— begin MATERIAL TO PROCESS —

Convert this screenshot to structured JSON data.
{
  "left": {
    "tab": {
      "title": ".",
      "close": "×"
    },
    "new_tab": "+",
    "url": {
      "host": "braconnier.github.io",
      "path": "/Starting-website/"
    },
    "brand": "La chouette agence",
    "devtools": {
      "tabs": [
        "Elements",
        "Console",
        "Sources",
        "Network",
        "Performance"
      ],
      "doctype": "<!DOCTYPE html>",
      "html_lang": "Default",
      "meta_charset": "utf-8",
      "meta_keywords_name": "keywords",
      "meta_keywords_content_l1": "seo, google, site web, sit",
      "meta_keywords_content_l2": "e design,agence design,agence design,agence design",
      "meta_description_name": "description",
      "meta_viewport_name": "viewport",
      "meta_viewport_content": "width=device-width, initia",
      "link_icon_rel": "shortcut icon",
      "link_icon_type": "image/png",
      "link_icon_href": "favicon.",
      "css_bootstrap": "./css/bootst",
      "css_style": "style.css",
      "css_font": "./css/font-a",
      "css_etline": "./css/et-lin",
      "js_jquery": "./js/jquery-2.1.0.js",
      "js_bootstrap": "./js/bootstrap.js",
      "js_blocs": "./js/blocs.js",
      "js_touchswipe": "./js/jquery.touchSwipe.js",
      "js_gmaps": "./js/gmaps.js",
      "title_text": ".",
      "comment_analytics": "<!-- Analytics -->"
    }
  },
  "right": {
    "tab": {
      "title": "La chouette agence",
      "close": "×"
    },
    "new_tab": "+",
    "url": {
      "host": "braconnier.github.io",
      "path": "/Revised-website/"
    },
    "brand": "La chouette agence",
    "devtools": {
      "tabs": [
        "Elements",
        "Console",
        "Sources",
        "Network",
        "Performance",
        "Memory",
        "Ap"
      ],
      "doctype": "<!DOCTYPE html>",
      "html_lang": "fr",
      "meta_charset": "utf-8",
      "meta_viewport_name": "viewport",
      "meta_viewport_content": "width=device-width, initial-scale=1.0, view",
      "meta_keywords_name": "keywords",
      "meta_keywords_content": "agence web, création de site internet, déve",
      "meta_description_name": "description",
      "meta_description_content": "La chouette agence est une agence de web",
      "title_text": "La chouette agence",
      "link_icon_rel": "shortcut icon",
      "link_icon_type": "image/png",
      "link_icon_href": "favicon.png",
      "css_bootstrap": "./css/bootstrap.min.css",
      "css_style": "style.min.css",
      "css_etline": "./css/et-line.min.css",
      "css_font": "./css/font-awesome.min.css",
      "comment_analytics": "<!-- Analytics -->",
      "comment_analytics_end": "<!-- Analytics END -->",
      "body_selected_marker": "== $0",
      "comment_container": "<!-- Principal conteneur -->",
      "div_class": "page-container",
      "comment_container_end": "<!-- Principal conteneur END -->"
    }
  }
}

— end MATERIAL TO PROCESS —

• TASK OBJECTIVE
Using the listing, say how many lines include the word "Analytics", and add nothing else.

• RIGHT ANSWER
3